**PROMPT**
How many lines in the records below hold the string "Backdoor"? Answer with the number alone.
-------- SOURCE MATERIAL
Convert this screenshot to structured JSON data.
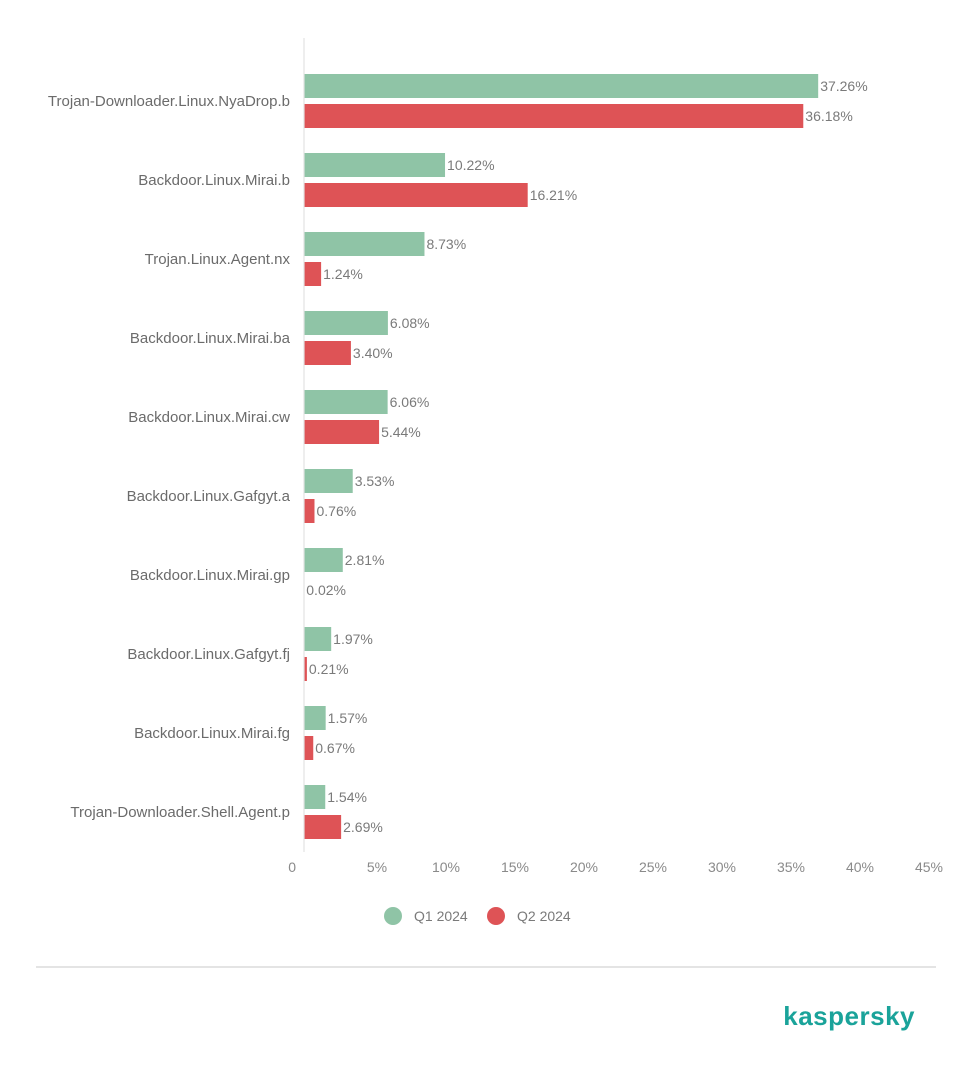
{
  "chart_data": {
    "type": "bar",
    "orientation": "horizontal",
    "categories": [
      "Trojan-Downloader.Linux.NyaDrop.b",
      "Backdoor.Linux.Mirai.b",
      "Trojan.Linux.Agent.nx",
      "Backdoor.Linux.Mirai.ba",
      "Backdoor.Linux.Mirai.cw",
      "Backdoor.Linux.Gafgyt.a",
      "Backdoor.Linux.Mirai.gp",
      "Backdoor.Linux.Gafgyt.fj",
      "Backdoor.Linux.Mirai.fg",
      "Trojan-Downloader.Shell.Agent.p"
    ],
    "series": [
      {
        "name": "Q1 2024",
        "color": "#8fc4a6",
        "values": [
          37.26,
          10.22,
          8.73,
          6.08,
          6.06,
          3.53,
          2.81,
          1.97,
          1.57,
          1.54
        ],
        "labels": [
          "37.26%",
          "10.22%",
          "8.73%",
          "6.08%",
          "6.06%",
          "3.53%",
          "2.81%",
          "1.97%",
          "1.57%",
          "1.54%"
        ]
      },
      {
        "name": "Q2 2024",
        "color": "#de5356",
        "values": [
          36.18,
          16.21,
          1.24,
          3.4,
          5.44,
          0.76,
          0.02,
          0.21,
          0.67,
          2.69
        ],
        "labels": [
          "36.18%",
          "16.21%",
          "1.24%",
          "3.40%",
          "5.44%",
          "0.76%",
          "0.02%",
          "0.21%",
          "0.67%",
          "2.69%"
        ]
      }
    ],
    "xlim": [
      0,
      45
    ],
    "x_ticks": [
      0,
      5,
      10,
      15,
      20,
      25,
      30,
      35,
      40,
      45
    ],
    "x_tick_labels": [
      "0",
      "5%",
      "10%",
      "15%",
      "20%",
      "25%",
      "30%",
      "35%",
      "40%",
      "45%"
    ],
    "grid": false,
    "legend": "bottom-center"
  },
  "brand": {
    "logo_text": "kaspersky",
    "logo_color": "#1aa39a"
  }
}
----------------
**ANSWER FOR THIS EXERCISE**
7